━━━━━ Input ━━━━━

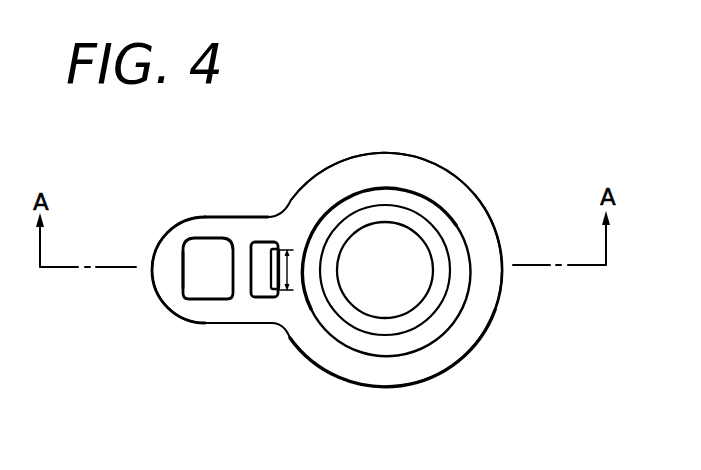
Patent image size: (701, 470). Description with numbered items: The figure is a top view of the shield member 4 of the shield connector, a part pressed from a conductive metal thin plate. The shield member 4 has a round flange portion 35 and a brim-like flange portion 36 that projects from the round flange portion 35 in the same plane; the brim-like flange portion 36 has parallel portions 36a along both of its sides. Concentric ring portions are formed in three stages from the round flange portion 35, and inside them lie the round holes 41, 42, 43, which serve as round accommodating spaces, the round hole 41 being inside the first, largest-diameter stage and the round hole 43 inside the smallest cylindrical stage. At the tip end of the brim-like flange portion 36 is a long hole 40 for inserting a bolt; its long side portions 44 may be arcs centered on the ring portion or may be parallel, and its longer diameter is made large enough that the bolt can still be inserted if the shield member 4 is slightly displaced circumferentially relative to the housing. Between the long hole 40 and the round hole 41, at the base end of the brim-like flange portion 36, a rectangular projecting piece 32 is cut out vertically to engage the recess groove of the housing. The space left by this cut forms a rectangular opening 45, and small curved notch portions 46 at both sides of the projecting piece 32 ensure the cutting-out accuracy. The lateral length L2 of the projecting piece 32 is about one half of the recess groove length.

The shield member 4 is at (480, 166).
The projecting piece 32 is at (259, 276).
The round flange portion 35 is at (490, 321).
The brim-like flange portion 36 is at (160, 298).
The parallel portions 36a is at (232, 217).
The long hole 40 is at (200, 289).
The round hole 41 is at (425, 338).
The round hole 42 is at (383, 332).
The round hole 43 is at (367, 311).
The long side portions 44 is at (233, 270).
The rectangular opening 45 is at (260, 242).
The curved notch portions 46 is at (277, 248).
The length of the projecting piece L2 is at (292, 250).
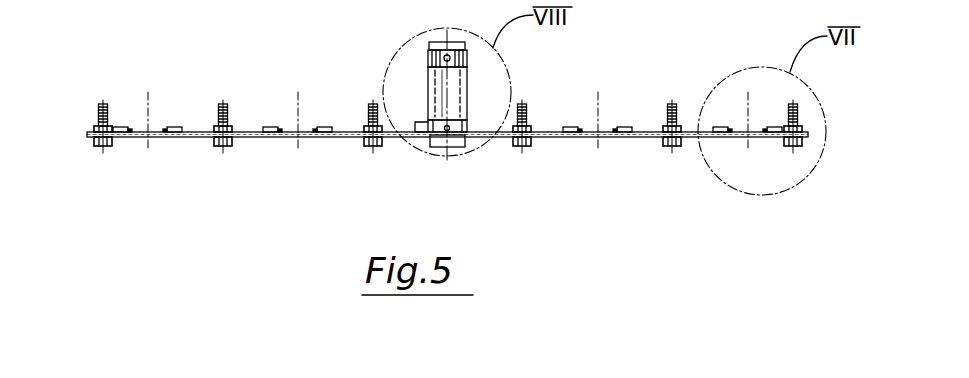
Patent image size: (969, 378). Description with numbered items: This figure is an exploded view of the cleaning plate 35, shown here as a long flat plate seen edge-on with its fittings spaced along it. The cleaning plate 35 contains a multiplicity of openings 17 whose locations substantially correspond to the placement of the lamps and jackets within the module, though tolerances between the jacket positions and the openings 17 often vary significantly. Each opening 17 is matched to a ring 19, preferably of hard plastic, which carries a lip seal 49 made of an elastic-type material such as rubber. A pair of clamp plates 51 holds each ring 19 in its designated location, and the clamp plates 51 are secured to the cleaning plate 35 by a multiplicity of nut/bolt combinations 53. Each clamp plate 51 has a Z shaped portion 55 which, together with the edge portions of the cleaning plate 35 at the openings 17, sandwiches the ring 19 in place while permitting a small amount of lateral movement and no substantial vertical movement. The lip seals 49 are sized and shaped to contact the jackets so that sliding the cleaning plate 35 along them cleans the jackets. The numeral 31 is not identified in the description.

The opening 17 is at (293, 137).
The ring 19 is at (733, 136).
The frame 31 is at (695, 6).
The cleaning plate 35 is at (538, 184).
The lip seal 49 is at (745, 134).
The clamp plate 51 is at (645, 133).
The nut/bolt combination 53 is at (100, 130).
The Z shaped portion 55 is at (270, 127).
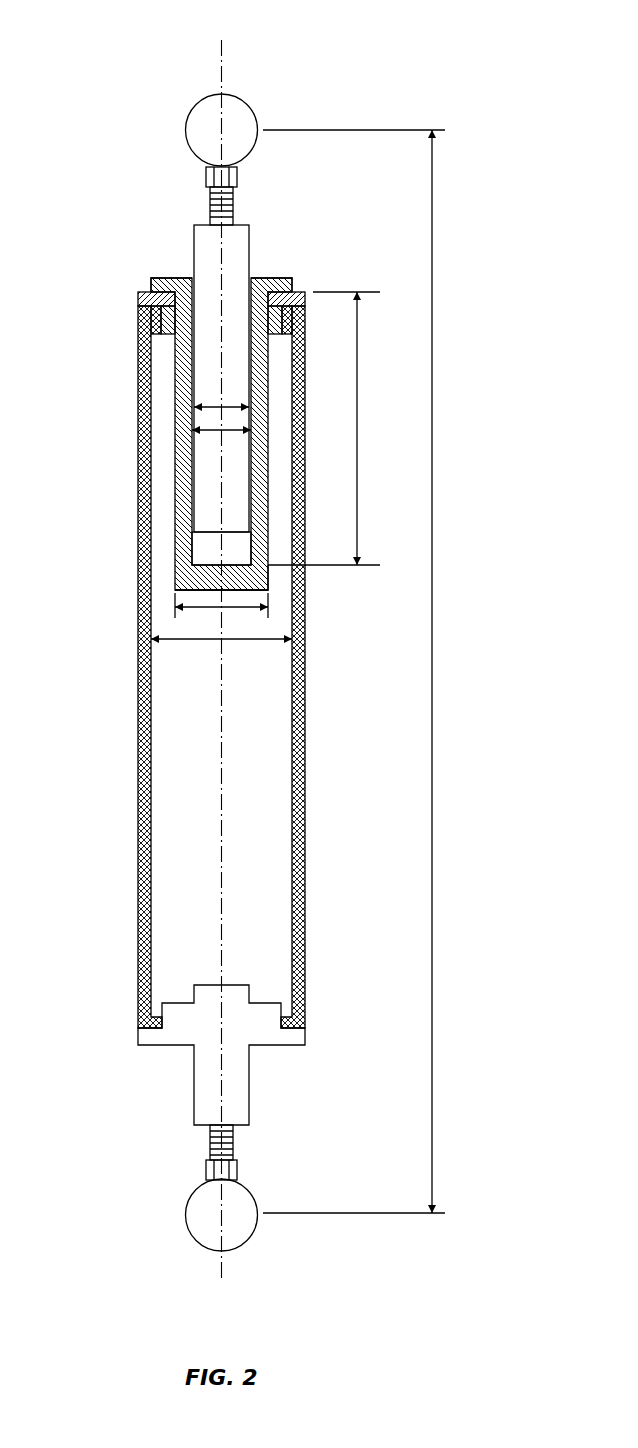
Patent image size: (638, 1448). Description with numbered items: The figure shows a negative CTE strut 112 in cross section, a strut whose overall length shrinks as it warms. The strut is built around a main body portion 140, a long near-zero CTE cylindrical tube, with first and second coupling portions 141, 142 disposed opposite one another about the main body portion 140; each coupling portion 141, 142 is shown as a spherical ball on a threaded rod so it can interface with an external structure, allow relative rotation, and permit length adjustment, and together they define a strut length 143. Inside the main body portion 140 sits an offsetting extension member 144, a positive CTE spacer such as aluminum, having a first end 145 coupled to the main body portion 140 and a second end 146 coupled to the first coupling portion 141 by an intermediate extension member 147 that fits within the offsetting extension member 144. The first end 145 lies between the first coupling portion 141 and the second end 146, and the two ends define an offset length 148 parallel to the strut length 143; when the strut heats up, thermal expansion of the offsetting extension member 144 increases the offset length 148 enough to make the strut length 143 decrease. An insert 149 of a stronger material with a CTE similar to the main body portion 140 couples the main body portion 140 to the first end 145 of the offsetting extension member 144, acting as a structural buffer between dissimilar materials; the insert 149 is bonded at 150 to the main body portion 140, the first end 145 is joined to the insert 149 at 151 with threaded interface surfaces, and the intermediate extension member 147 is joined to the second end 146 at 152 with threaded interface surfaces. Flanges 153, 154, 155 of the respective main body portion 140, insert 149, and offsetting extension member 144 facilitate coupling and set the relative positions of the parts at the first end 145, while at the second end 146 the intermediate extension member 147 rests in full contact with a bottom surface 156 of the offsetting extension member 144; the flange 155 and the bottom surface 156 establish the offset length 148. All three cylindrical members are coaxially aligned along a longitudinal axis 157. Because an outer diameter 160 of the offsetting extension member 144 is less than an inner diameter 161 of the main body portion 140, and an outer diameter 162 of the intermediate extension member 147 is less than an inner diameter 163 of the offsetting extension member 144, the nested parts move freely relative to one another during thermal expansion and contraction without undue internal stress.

The negative CTE strut 112 is at (172, 48).
The main body portion 140 is at (96, 542).
The first coupling portion 141 is at (165, 97).
The second coupling portion 142 is at (172, 1253).
The strut length 143 is at (433, 660).
The offsetting extension member 144 is at (176, 456).
The first end of offsetting extension member 145 is at (291, 268).
The second end of offsetting extension member 146 is at (275, 585).
The intermediate extension member 147 is at (198, 247).
The offset length 148 is at (358, 432).
The insert 149 is at (135, 299).
The bond 150 is at (294, 319).
The threaded interface 151 is at (301, 292).
The threaded interface 152 is at (186, 545).
The flange of main body portion 153 is at (157, 322).
The flange of insert 154 is at (139, 293).
The flange of offsetting extension member 155 is at (175, 279).
The bottom surface 156 is at (203, 571).
The longitudinal axis 157 is at (226, 76).
The outer diameter of offsetting extension member 160 is at (203, 610).
The inner diameter of main body portion 161 is at (200, 641).
The outer diameter of intermediate extension member 162 is at (194, 406).
The inner diameter of offsetting extension member 163 is at (192, 429).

━━━━━

> Directions for this task
Put every line of the material above into a JSON list of strings, one string per line, and omit blank lines. Leave out the pictures.

> Response to the exercise
[
  "Patent image size: (701, 470). Description with numbered items: The figure is a top view of the shield member 4 of the shield connector, a part pressed from a conductive metal thin plate. The shield member 4 has a round flange portion 35 and a brim-like flange portion 36 that projects from the round flange portion 35 in the same plane; the brim-like flange portion 36 has parallel portions 36a along both of its sides. Concentric ring portions are formed in three stages from the round flange portion 35, and inside them lie the round holes 41, 42, 43, which serve as round accommodating spaces, the round hole 41 being inside the first, largest-diameter stage and the round hole 43 inside the smallest cylindrical stage. At the tip end of the brim-like flange portion 36 is a long hole 40 for inserting a bolt; its long side portions 44 may be arcs centered on the ring portion or may be parallel, and its longer diameter is made large enough that the bolt can still be inserted if the shield member 4 is slightly displaced circumferentially relative to the housing. Between the long hole 40 and the round hole 41, at the base end of the brim-like flange portion 36, a rectangular projecting piece 32 is cut out vertically to engage the recess groove of the housing. The space left by this cut forms a rectangular opening 45, and small curved notch portions 46 at both sides of the projecting piece 32 ensure the cutting-out accuracy. The lateral length L2 of the projecting piece 32 is about one half of the recess groove length.",
  "The shield member 4 is at (480, 166).",
  "The projecting piece 32 is at (259, 276).",
  "The round flange portion 35 is at (490, 321).",
  "The brim-like flange portion 36 is at (160, 298).",
  "The parallel portions 36a is at (232, 217).",
  "The long hole 40 is at (200, 289).",
  "The round hole 41 is at (425, 338).",
  "The round hole 42 is at (383, 332).",
  "The round hole 43 is at (367, 311).",
  "The long side portions 44 is at (233, 270).",
  "The rectangular opening 45 is at (260, 242).",
  "The curved notch portions 46 is at (277, 248).",
  "The length of the projecting piece L2 is at (292, 250).",
  "Patent image size: (969, 378). Description with numbered items: This figure is an exploded view of the cleaning plate 35, shown here as a long flat plate seen edge-on with its fittings spaced along it. The cleaning plate 35 contains a multiplicity of openings 17 whose locations substantially correspond to the placement of the lamps and jackets within the module, though tolerances between the jacket positions and the openings 17 often vary significantly. Each opening 17 is matched to a ring 19, preferably of hard plastic, which carries a lip seal 49 made of an elastic-type material such as rubber. A pair of clamp plates 51 holds each ring 19 in its designated location, and the clamp plates 51 are secured to the cleaning plate 35 by a multiplicity of nut/bolt combinations 53. Each clamp plate 51 has a Z shaped portion 55 which, together with the edge portions of the cleaning plate 35 at the openings 17, sandwiches the ring 19 in place while permitting a small amount of lateral movement and no substantial vertical movement. The lip seals 49 are sized and shaped to contact the jackets so that sliding the cleaning plate 35 along them cleans the jackets. The numeral 31 is not identified in the description.",
  "The opening 17 is at (293, 137).",
  "The ring 19 is at (733, 136).",
  "The frame 31 is at (695, 6).",
  "The cleaning plate 35 is at (538, 184).",
  "The lip seal 49 is at (745, 134).",
  "The clamp plate 51 is at (645, 133).",
  "The nut/bolt combination 53 is at (100, 130).",
  "The Z shaped portion 55 is at (270, 127).",
  "Patent image size: (638, 1448). Description with numbered items: The figure shows a negative CTE strut 112 in cross section, a strut whose overall length shrinks as it warms. The strut is built around a main body portion 140, a long near-zero CTE cylindrical tube, with first and second coupling portions 141, 142 disposed opposite one another about the main body portion 140; each coupling portion 141, 142 is shown as a spherical ball on a threaded rod so it can interface with an external structure, allow relative rotation, and permit length adjustment, and together they define a strut length 143. Inside the main body portion 140 sits an offsetting extension member 144, a positive CTE spacer such as aluminum, having a first end 145 coupled to the main body portion 140 and a second end 146 coupled to the first coupling portion 141 by an intermediate extension member 147 that fits within the offsetting extension member 144. The first end 145 lies between the first coupling portion 141 and the second end 146, and the two ends define an offset length 148 parallel to the strut length 143; when the strut heats up, thermal expansion of the offsetting extension member 144 increases the offset length 148 enough to make the strut length 143 decrease. An insert 149 of a stronger material with a CTE similar to the main body portion 140 couples the main body portion 140 to the first end 145 of the offsetting extension member 144, acting as a structural buffer between dissimilar materials; the insert 149 is bonded at 150 to the main body portion 140, the first end 145 is joined to the insert 149 at 151 with threaded interface surfaces, and the intermediate extension member 147 is joined to the second end 146 at 152 with threaded interface surfaces. Flanges 153, 154, 155 of the respective main body portion 140, insert 149, and offsetting extension member 144 facilitate coupling and set the relative positions of the parts at the first end 145, while at the second end 146 the intermediate extension member 147 rests in full contact with a bottom surface 156 of the offsetting extension member 144; the flange 155 and the bottom surface 156 establish the offset length 148. All three cylindrical members are coaxially aligned along a longitudinal axis 157. Because an outer diameter 160 of the offsetting extension member 144 is less than an inner diameter 161 of the main body portion 140, and an outer diameter 162 of the intermediate extension member 147 is less than an inner diameter 163 of the offsetting extension member 144, the nested parts move freely relative to one another during thermal expansion and contraction without undue internal stress.",
  "The negative CTE strut 112 is at (172, 48).",
  "The main body portion 140 is at (96, 542).",
  "The first coupling portion 141 is at (165, 97).",
  "The second coupling portion 142 is at (172, 1253).",
  "The strut length 143 is at (433, 660).",
  "The offsetting extension member 144 is at (176, 456).",
  "The first end of offsetting extension member 145 is at (291, 268).",
  "The second end of offsetting extension member 146 is at (275, 585).",
  "The intermediate extension member 147 is at (198, 247).",
  "The offset length 148 is at (358, 432).",
  "The insert 149 is at (135, 299).",
  "The bond 150 is at (294, 319).",
  "The threaded interface 151 is at (301, 292).",
  "The threaded interface 152 is at (186, 545).",
  "The flange of main body portion 153 is at (157, 322).",
  "The flange of insert 154 is at (139, 293).",
  "The flange of offsetting extension member 155 is at (175, 279).",
  "The bottom surface 156 is at (203, 571).",
  "The longitudinal axis 157 is at (226, 76).",
  "The outer diameter of offsetting extension member 160 is at (203, 610).",
  "The inner diameter of main body portion 161 is at (200, 641).",
  "The outer diameter of intermediate extension member 162 is at (194, 406).",
  "The inner diameter of offsetting extension member 163 is at (192, 429)."
]